--- start of SUPPLIED RECORDS ---

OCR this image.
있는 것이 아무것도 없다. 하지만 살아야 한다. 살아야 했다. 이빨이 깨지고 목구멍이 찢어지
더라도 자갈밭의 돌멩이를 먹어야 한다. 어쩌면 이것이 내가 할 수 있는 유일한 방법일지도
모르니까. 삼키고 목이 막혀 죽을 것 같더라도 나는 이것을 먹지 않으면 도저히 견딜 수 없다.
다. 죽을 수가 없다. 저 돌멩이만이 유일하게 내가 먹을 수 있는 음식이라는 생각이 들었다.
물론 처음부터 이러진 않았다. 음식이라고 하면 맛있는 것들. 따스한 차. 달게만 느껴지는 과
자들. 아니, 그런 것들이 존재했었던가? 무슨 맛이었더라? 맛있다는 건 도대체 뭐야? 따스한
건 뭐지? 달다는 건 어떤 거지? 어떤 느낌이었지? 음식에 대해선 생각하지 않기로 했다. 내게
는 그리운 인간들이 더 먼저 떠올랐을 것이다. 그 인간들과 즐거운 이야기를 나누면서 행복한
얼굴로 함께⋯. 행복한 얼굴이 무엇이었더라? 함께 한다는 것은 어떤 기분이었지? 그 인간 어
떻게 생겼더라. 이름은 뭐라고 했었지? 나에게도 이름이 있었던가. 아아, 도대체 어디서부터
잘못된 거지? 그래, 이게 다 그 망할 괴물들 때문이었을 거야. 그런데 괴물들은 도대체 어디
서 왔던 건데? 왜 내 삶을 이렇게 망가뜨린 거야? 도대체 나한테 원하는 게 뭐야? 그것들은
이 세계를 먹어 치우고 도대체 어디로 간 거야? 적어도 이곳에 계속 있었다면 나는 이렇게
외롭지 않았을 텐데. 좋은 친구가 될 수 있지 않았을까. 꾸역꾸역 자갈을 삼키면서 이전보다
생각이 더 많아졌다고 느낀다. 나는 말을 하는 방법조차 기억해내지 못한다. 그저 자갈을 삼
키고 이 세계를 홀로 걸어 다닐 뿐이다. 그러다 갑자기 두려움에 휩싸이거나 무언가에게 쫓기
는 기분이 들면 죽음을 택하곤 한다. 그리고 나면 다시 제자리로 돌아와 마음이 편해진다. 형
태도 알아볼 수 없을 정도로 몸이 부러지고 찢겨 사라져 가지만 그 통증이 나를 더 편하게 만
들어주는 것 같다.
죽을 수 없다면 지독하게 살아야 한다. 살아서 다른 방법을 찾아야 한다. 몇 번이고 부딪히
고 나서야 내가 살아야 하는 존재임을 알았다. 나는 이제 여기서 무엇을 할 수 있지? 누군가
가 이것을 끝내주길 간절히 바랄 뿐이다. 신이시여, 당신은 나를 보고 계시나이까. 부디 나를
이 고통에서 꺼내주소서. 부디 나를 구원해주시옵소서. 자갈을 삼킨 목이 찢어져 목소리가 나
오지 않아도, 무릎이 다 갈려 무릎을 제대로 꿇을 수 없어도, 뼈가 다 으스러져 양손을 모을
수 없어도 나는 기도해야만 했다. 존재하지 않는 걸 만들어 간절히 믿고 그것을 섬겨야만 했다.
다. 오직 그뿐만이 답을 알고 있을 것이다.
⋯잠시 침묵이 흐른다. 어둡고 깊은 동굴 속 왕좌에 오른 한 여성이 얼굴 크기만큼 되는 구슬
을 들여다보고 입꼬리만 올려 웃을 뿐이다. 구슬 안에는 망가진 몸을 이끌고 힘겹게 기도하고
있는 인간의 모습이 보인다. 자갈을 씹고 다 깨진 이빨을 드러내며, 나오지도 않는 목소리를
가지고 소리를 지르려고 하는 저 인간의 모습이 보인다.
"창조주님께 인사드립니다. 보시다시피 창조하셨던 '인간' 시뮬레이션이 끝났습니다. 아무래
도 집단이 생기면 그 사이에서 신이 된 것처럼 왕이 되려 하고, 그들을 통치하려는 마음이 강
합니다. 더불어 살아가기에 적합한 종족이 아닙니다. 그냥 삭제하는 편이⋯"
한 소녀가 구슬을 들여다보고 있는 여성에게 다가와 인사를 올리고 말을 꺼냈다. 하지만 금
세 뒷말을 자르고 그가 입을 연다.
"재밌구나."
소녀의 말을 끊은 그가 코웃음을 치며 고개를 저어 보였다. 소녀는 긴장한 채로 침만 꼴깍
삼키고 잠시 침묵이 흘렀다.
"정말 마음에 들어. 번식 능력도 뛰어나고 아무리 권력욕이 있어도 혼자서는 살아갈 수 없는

--- end of SUPPLIED RECORDS ---
--- start of SUPPLIED RECORDS ---

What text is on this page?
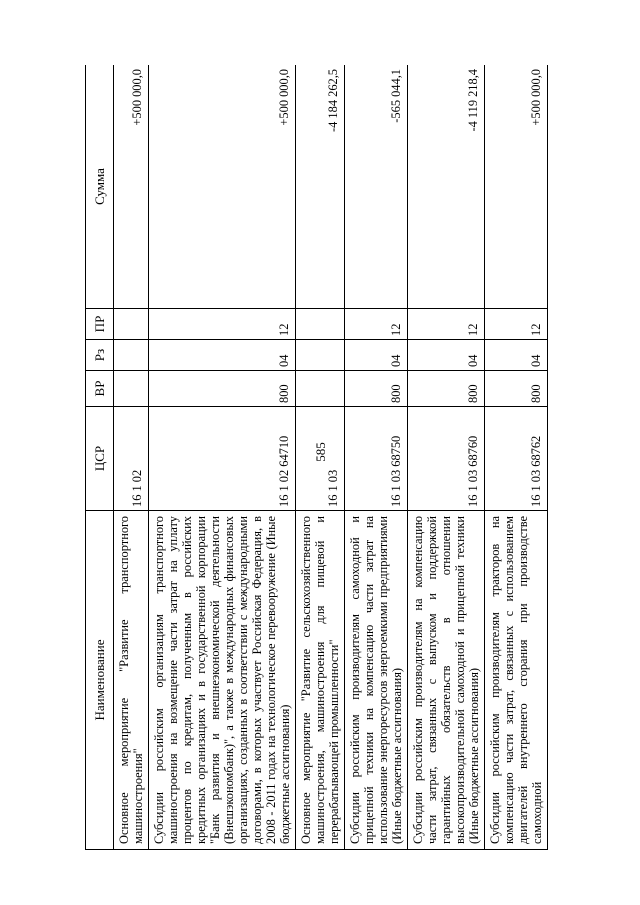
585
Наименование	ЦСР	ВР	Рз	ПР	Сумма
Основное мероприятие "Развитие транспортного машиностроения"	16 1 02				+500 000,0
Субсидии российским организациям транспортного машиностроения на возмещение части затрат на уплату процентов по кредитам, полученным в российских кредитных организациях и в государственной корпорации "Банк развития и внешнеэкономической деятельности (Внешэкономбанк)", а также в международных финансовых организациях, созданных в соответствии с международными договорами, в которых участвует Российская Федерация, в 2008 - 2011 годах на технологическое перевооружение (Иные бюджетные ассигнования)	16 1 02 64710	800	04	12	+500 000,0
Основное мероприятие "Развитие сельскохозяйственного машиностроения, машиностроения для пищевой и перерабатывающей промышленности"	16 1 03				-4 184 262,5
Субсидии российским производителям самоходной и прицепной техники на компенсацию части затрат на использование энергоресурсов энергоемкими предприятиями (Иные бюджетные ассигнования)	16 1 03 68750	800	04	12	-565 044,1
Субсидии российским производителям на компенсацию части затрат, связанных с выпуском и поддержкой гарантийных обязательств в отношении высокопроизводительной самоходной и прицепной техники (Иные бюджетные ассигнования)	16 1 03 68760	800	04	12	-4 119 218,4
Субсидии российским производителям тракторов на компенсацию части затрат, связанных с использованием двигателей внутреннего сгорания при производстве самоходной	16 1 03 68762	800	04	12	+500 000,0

--- end of SUPPLIED RECORDS ---
--- start of SUPPLIED RECORDS ---

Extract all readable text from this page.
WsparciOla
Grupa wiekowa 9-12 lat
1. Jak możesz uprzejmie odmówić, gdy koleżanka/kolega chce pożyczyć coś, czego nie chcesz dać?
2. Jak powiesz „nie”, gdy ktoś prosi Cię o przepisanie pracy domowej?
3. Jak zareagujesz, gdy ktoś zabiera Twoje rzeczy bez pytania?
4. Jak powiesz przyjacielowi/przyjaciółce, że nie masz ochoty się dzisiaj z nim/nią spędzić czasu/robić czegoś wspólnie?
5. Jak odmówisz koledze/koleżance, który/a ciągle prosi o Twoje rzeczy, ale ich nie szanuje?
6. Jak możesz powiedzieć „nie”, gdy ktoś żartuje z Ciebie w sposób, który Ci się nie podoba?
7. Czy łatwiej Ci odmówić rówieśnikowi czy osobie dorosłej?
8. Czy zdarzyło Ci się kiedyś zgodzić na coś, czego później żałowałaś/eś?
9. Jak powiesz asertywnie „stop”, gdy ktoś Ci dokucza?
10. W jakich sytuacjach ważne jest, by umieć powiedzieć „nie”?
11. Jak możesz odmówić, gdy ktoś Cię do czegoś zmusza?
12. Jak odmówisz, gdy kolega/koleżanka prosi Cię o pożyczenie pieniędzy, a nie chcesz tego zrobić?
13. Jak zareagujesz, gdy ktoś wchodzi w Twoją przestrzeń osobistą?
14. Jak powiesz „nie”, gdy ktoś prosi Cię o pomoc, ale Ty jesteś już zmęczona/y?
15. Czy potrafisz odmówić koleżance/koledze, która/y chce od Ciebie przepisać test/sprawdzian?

--- end of SUPPLIED RECORDS ---

Look for "odmówić" and pull out every line that has it.

• [FINAL RESULT]:
1. Jak możesz uprzejmie odmówić, gdy koleżanka/kolega chce pożyczyć coś, czego nie chcesz dać?
7. Czy łatwiej Ci odmówić rówieśnikowi czy osobie dorosłej?
11. Jak możesz odmówić, gdy ktoś Cię do czegoś zmusza?
15. Czy potrafisz odmówić koleżance/koledze, która/y chce od Ciebie przepisać test/sprawdzian?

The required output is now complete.